### Description of the task
Read the material below. Count the lines containing "text" and give that count alone.

----

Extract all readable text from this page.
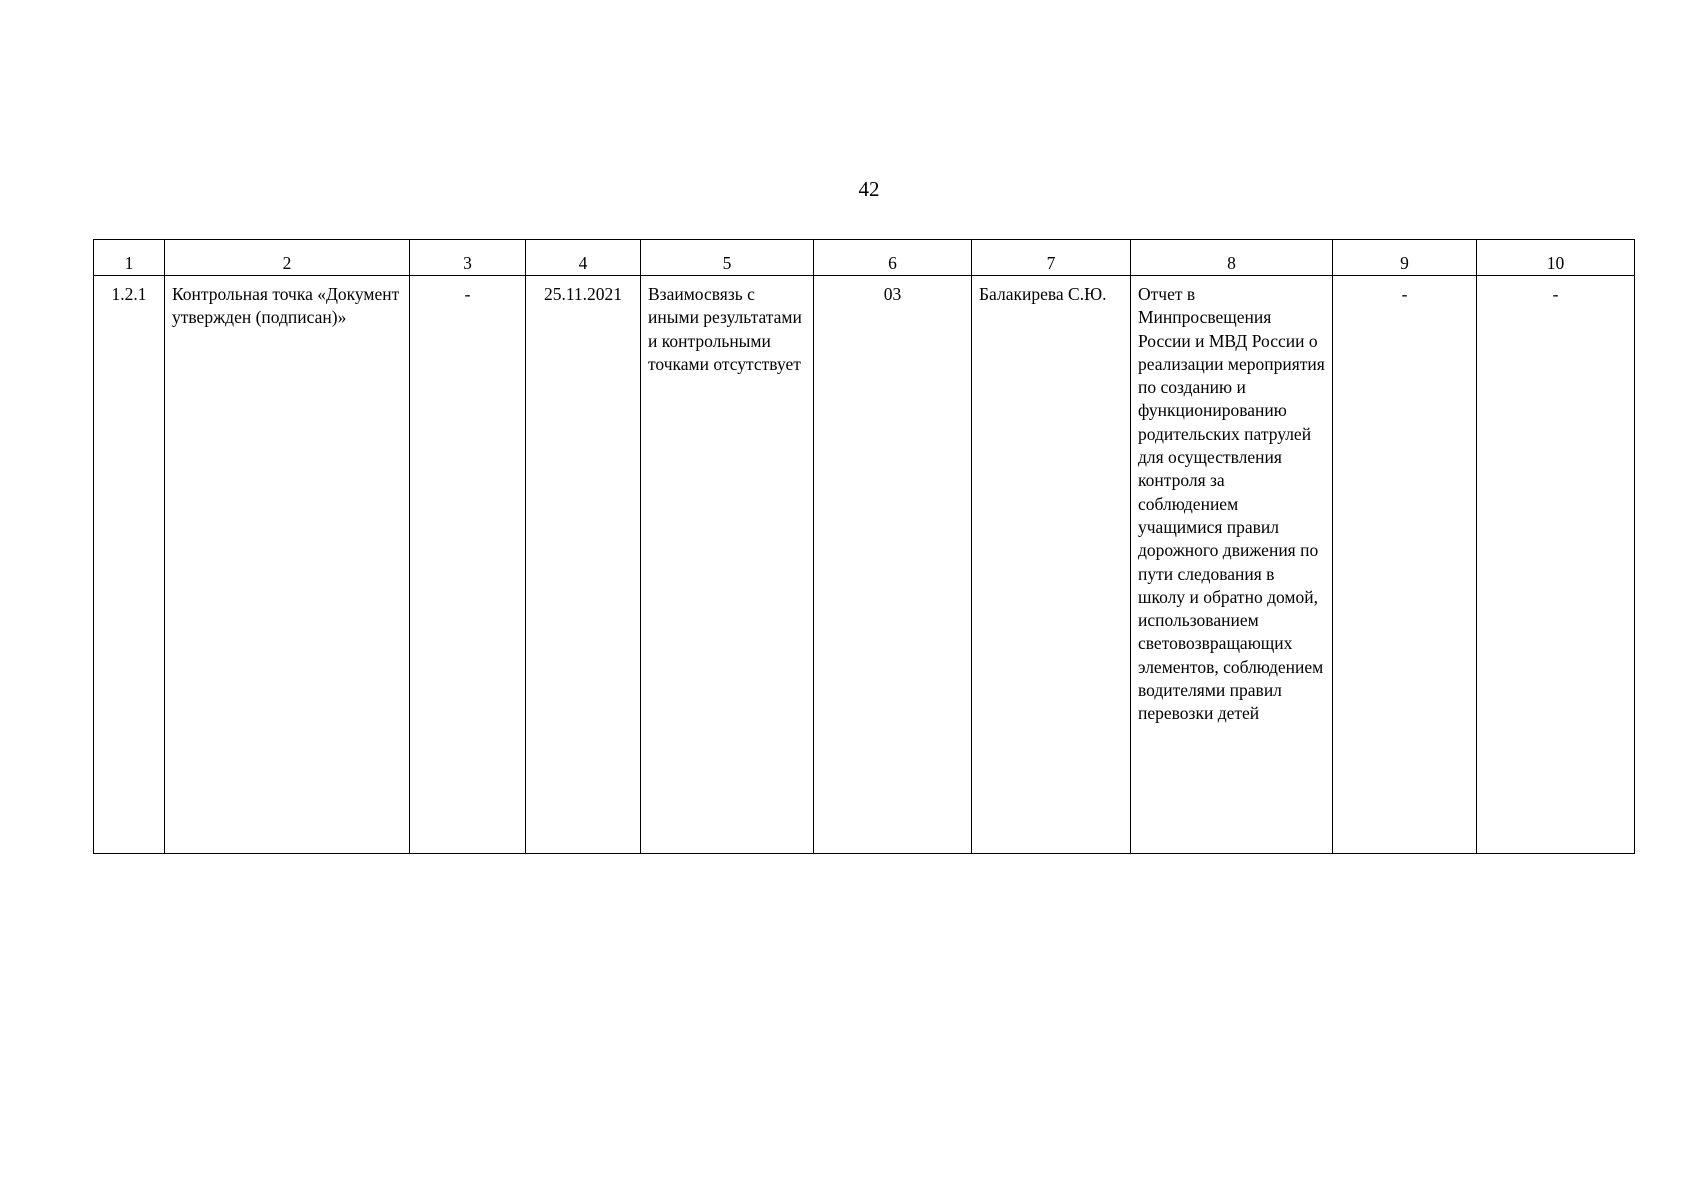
42
1	2	3	4	5	6	7	8	9	10
1.2.1	Контрольная точка «Документ утвержден (подписан)»	-	25.11.2021	Взаимосвязь с иными результатами и контрольными точками отсутствует	03	Балакирева С.Ю.	Отчет в Минпросвещения России и МВД России о реализации мероприятия по созданию и функционированию родительских патрулей для осуществления контроля за соблюдением учащимися правил дорожного движения по пути следования в школу и обратно домой, использованием световозвращающих элементов, соблюдением водителями правил перевозки детей	-	-
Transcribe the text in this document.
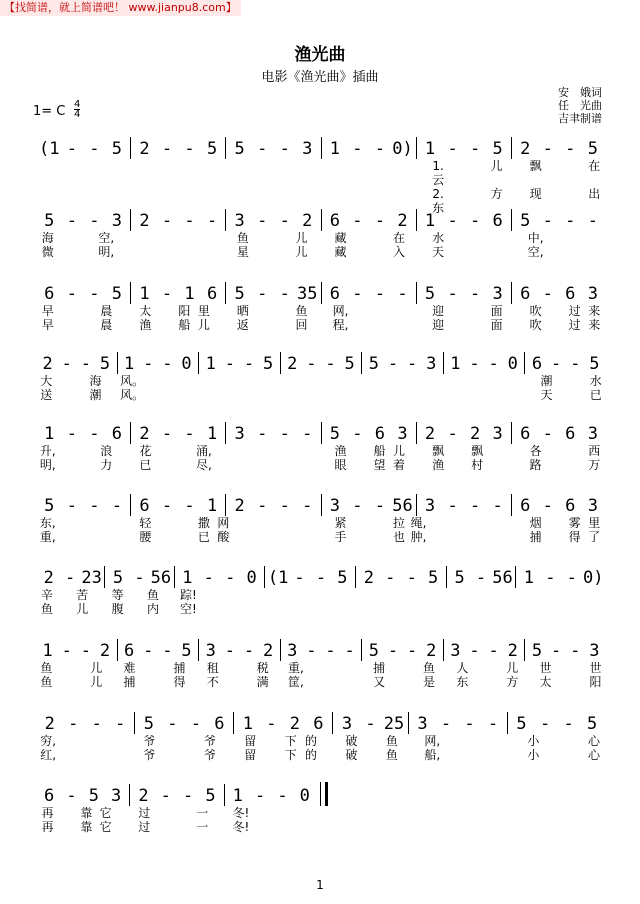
【找简谱，就上简谱吧！ www.jianpu8.com】
渔光曲
电影《渔光曲》插曲
安　娥词
任　光曲
吉聿制谱
1= C $\frac{4}{4}$
(1 - - 5	2 - - 5	5 - - 3	1 - - 0) 1 - - 5	2 - - 5
1.云
儿	飘	在
2.东
方	现	出
5 - - 3	2 - - -	3 - - 2	6 - - 2	1 - - 6	5 - - -
海	空,	鱼	儿	藏	在	水	中,
微	明,	星	儿	藏	入	天	空,
6 - - 5	1 - 1 6	5 - - 35 6 - - -	5 - - 3	6 - 6 3
早	晨	太	阳 里	晒	鱼	网,	迎	面	吹	过 来
早	晨	渔	船 儿	返	回	程,	迎	面	吹	过 来
2 - - 5 1 - - 0 1 - - 5 2 - - 5 5 - - 3 1 - - 0 6 - - 5
大	海 风。	潮	水
送	潮 风。	天	已
1 - - 6	2 - - 1	3 - - -	5 - 6 3	2 - 2 3	6 - 6 3
升,	浪	花	涌,	渔	船 儿	飘	飘	各	西
明,	力	已	尽,	眼	望 着	渔	村	路	万
5 - - -	6 - - 1	2 - - -	3 - - 56 3 - - -	6 - 6 3
东,	轻	撒 网	紧	拉 绳,	烟	雾 里
重,	腰	已 酸	手	也 肿,	捕	得 了
2 - 23 5 - 56 1 - - 0 (1 - - 5 2 - - 5 5 - 56 1 - - 0)
辛 苦 等 鱼 踪!
鱼 儿 腹 内 空!
1 - - 2 6 - - 5 3 - - 2 3 - - - 5 - - 2 3 - - 2 5 - - 3
鱼	儿 难	捕 租	税 重,	捕	鱼 人	儿 世	世
鱼	儿 捕	得 不	满 筐,	又	是 东	方 太	阳
2 - - -	5 - - 6	1 - 2 6	3 - 25 3 - - -	5 - - 5
穷,	爷	爷	留	下 的	破	鱼	网,	小	心
红,	爷	爷	留	下 的	破	鱼	船,	小	心
6 - 5 3	2 - - 5	1 - - 0
再	靠 它	过	一	冬!
再	靠 它	过	一	冬!
1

----

### Worked answer
2